Below is a block of records; repeat all of them exactly.

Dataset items
----------

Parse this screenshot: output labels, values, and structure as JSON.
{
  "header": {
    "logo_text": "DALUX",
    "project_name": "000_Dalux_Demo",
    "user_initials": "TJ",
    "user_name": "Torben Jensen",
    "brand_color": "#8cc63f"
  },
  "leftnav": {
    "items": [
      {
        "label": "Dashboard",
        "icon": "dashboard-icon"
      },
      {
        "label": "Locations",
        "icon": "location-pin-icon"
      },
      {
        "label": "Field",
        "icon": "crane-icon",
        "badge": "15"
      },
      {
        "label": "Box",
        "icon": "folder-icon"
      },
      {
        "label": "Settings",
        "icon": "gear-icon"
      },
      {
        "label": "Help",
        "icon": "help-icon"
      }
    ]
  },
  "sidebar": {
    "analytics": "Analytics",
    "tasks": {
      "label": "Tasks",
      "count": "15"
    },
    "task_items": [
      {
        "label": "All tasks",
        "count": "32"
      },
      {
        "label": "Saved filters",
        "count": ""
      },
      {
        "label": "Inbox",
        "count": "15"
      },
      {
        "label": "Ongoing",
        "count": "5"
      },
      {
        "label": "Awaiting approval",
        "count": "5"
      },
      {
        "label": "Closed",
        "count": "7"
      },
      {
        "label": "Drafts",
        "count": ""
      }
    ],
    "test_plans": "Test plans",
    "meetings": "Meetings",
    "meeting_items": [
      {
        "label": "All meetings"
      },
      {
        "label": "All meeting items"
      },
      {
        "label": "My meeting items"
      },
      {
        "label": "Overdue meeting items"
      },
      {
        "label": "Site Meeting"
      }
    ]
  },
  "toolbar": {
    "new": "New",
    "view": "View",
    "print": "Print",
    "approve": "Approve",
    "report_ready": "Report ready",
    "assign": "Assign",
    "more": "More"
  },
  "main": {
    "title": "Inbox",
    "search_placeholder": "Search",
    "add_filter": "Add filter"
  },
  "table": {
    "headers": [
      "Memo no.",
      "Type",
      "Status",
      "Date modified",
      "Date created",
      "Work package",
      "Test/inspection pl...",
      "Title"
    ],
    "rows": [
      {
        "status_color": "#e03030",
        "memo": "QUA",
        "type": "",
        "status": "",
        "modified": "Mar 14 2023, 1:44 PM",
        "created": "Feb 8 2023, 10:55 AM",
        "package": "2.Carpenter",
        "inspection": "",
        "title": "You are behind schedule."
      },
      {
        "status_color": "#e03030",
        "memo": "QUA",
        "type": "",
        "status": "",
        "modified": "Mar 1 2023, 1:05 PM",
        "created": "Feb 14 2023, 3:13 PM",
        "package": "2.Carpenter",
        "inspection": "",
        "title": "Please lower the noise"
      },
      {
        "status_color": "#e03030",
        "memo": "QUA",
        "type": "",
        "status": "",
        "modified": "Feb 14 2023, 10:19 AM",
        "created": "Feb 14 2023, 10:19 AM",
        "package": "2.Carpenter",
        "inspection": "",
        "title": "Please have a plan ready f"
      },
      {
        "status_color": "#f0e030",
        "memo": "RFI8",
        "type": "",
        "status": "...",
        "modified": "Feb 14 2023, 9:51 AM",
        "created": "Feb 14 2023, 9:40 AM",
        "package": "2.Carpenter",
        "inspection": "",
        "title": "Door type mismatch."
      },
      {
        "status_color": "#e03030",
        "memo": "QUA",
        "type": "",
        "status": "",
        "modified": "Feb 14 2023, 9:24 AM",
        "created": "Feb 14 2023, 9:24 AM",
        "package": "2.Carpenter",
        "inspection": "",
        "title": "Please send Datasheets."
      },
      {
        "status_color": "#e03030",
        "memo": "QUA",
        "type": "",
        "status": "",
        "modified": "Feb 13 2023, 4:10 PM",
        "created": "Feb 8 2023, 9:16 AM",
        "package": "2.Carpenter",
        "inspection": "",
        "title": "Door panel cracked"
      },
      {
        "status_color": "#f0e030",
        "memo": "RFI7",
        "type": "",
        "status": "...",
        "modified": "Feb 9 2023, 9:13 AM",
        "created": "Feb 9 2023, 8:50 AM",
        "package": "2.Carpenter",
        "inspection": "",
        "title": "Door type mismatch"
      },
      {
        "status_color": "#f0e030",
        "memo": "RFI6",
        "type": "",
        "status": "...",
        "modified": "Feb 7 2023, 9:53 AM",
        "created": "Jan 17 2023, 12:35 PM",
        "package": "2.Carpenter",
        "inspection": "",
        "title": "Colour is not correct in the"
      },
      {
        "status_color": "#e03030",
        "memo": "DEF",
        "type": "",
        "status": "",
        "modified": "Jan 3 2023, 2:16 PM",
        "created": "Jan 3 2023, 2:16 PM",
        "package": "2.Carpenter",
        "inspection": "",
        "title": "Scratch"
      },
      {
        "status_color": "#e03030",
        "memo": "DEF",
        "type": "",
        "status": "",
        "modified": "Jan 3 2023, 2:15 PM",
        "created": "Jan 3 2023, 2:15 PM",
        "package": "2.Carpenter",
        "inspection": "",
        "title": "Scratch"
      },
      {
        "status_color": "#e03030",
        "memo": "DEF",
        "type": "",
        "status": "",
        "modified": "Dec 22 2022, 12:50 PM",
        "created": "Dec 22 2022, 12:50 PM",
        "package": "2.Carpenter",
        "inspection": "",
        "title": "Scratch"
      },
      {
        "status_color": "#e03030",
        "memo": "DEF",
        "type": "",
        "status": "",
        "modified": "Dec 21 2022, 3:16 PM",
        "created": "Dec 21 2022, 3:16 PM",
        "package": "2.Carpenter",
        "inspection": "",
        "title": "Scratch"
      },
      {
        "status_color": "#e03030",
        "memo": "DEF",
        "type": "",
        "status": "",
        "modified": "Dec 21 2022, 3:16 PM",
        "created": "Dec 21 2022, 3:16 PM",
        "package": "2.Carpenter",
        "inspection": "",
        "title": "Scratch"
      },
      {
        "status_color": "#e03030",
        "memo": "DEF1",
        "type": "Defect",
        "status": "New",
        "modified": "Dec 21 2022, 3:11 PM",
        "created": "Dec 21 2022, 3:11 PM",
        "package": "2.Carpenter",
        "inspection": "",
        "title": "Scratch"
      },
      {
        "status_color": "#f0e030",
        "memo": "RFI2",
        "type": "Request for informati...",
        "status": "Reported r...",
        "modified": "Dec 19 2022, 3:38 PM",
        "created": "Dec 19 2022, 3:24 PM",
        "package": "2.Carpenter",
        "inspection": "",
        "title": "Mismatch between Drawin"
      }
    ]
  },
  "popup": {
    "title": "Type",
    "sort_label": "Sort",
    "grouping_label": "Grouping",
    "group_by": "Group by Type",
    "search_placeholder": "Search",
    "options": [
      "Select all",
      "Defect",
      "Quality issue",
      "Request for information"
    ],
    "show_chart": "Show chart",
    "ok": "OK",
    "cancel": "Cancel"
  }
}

----------

* **ANSWER FOR THE TASK**:
Parse this screenshot: output labels, values, and structure as JSON.
{
  "header": {
    "logo_text": "DALUX",
    "project_name": "000_Dalux_Demo",
    "user_initials": "TJ",
    "user_name": "Torben Jensen",
    "brand_color": "#8cc63f"
  },
  "leftnav": {
    "items": [
      {
        "label": "Dashboard",
        "icon": "dashboard-icon"
      },
      {
        "label": "Locations",
        "icon": "location-pin-icon"
      },
      {
        "label": "Field",
        "icon": "crane-icon",
        "badge": "15"
      },
      {
        "label": "Box",
        "icon": "folder-icon"
      },
      {
        "label": "Settings",
        "icon": "gear-icon"
      },
      {
        "label": "Help",
        "icon": "help-icon"
      }
    ]
  },
  "sidebar": {
    "analytics": "Analytics",
    "tasks": {
      "label": "Tasks",
      "count": "15"
    },
    "task_items": [
      {
        "label": "All tasks",
        "count": "32"
      },
      {
        "label": "Saved filters",
        "count": ""
      },
      {
        "label": "Inbox",
        "count": "15"
      },
      {
        "label": "Ongoing",
        "count": "5"
      },
      {
        "label": "Awaiting approval",
        "count": "5"
      },
      {
        "label": "Closed",
        "count": "7"
      },
      {
        "label": "Drafts",
        "count": ""
      }
    ],
    "test_plans": "Test plans",
    "meetings": "Meetings",
    "meeting_items": [
      {
        "label": "All meetings"
      },
      {
        "label": "All meeting items"
      },
      {
        "label": "My meeting items"
      },
      {
        "label": "Overdue meeting items"
      },
      {
        "label": "Site Meeting"
      }
    ]
  },
  "toolbar": {
    "new": "New",
    "view": "View",
    "print": "Print",
    "approve": "Approve",
    "report_ready": "Report ready",
    "assign": "Assign",
    "more": "More"
  },
  "main": {
    "title": "Inbox",
    "search_placeholder": "Search",
    "add_filter": "Add filter"
  },
  "table": {
    "headers": [
      "Memo no.",
      "Type",
      "Status",
      "Date modified",
      "Date created",
      "Work package",
      "Test/inspection pl...",
      "Title"
    ],
    "rows": [
      {
        "status_color": "#e03030",
        "memo": "QUA",
        "type": "",
        "status": "",
        "modified": "Mar 14 2023, 1:44 PM",
        "created": "Feb 8 2023, 10:55 AM",
        "package": "2.Carpenter",
        "inspection": "",
        "title": "You are behind schedule."
      },
      {
        "status_color": "#e03030",
        "memo": "QUA",
        "type": "",
        "status": "",
        "modified": "Mar 1 2023, 1:05 PM",
        "created": "Feb 14 2023, 3:13 PM",
        "package": "2.Carpenter",
        "inspection": "",
        "title": "Please lower the noise"
      },
      {
        "status_color": "#e03030",
        "memo": "QUA",
        "type": "",
        "status": "",
        "modified": "Feb 14 2023, 10:19 AM",
        "created": "Feb 14 2023, 10:19 AM",
        "package": "2.Carpenter",
        "inspection": "",
        "title": "Please have a plan ready f"
      },
      {
        "status_color": "#f0e030",
        "memo": "RFI8",
        "type": "",
        "status": "...",
        "modified": "Feb 14 2023, 9:51 AM",
        "created": "Feb 14 2023, 9:40 AM",
        "package": "2.Carpenter",
        "inspection": "",
        "title": "Door type mismatch."
      },
      {
        "status_color": "#e03030",
        "memo": "QUA",
        "type": "",
        "status": "",
        "modified": "Feb 14 2023, 9:24 AM",
        "created": "Feb 14 2023, 9:24 AM",
        "package": "2.Carpenter",
        "inspection": "",
        "title": "Please send Datasheets."
      },
      {
        "status_color": "#e03030",
        "memo": "QUA",
        "type": "",
        "status": "",
        "modified": "Feb 13 2023, 4:10 PM",
        "created": "Feb 8 2023, 9:16 AM",
        "package": "2.Carpenter",
        "inspection": "",
        "title": "Door panel cracked"
      },
      {
        "status_color": "#f0e030",
        "memo": "RFI7",
        "type": "",
        "status": "...",
        "modified": "Feb 9 2023, 9:13 AM",
        "created": "Feb 9 2023, 8:50 AM",
        "package": "2.Carpenter",
        "inspection": "",
        "title": "Door type mismatch"
      },
      {
        "status_color": "#f0e030",
        "memo": "RFI6",
        "type": "",
        "status": "...",
        "modified": "Feb 7 2023, 9:53 AM",
        "created": "Jan 17 2023, 12:35 PM",
        "package": "2.Carpenter",
        "inspection": "",
        "title": "Colour is not correct in the"
      },
      {
        "status_color": "#e03030",
        "memo": "DEF",
        "type": "",
        "status": "",
        "modified": "Jan 3 2023, 2:16 PM",
        "created": "Jan 3 2023, 2:16 PM",
        "package": "2.Carpenter",
        "inspection": "",
        "title": "Scratch"
      },
      {
        "status_color": "#e03030",
        "memo": "DEF",
        "type": "",
        "status": "",
        "modified": "Jan 3 2023, 2:15 PM",
        "created": "Jan 3 2023, 2:15 PM",
        "package": "2.Carpenter",
        "inspection": "",
        "title": "Scratch"
      },
      {
        "status_color": "#e03030",
        "memo": "DEF",
        "type": "",
        "status": "",
        "modified": "Dec 22 2022, 12:50 PM",
        "created": "Dec 22 2022, 12:50 PM",
        "package": "2.Carpenter",
        "inspection": "",
        "title": "Scratch"
      },
      {
        "status_color": "#e03030",
        "memo": "DEF",
        "type": "",
        "status": "",
        "modified": "Dec 21 2022, 3:16 PM",
        "created": "Dec 21 2022, 3:16 PM",
        "package": "2.Carpenter",
        "inspection": "",
        "title": "Scratch"
      },
      {
        "status_color": "#e03030",
        "memo": "DEF",
        "type": "",
        "status": "",
        "modified": "Dec 21 2022, 3:16 PM",
        "created": "Dec 21 2022, 3:16 PM",
        "package": "2.Carpenter",
        "inspection": "",
        "title": "Scratch"
      },
      {
        "status_color": "#e03030",
        "memo": "DEF1",
        "type": "Defect",
        "status": "New",
        "modified": "Dec 21 2022, 3:11 PM",
        "created": "Dec 21 2022, 3:11 PM",
        "package": "2.Carpenter",
        "inspection": "",
        "title": "Scratch"
      },
      {
        "status_color": "#f0e030",
        "memo": "RFI2",
        "type": "Request for informati...",
        "status": "Reported r...",
        "modified": "Dec 19 2022, 3:38 PM",
        "created": "Dec 19 2022, 3:24 PM",
        "package": "2.Carpenter",
        "inspection": "",
        "title": "Mismatch between Drawin"
      }
    ]
  },
  "popup": {
    "title": "Type",
    "sort_label": "Sort",
    "grouping_label": "Grouping",
    "group_by": "Group by Type",
    "search_placeholder": "Search",
    "options": [
      "Select all",
      "Defect",
      "Quality issue",
      "Request for information"
    ],
    "show_chart": "Show chart",
    "ok": "OK",
    "cancel": "Cancel"
  }
}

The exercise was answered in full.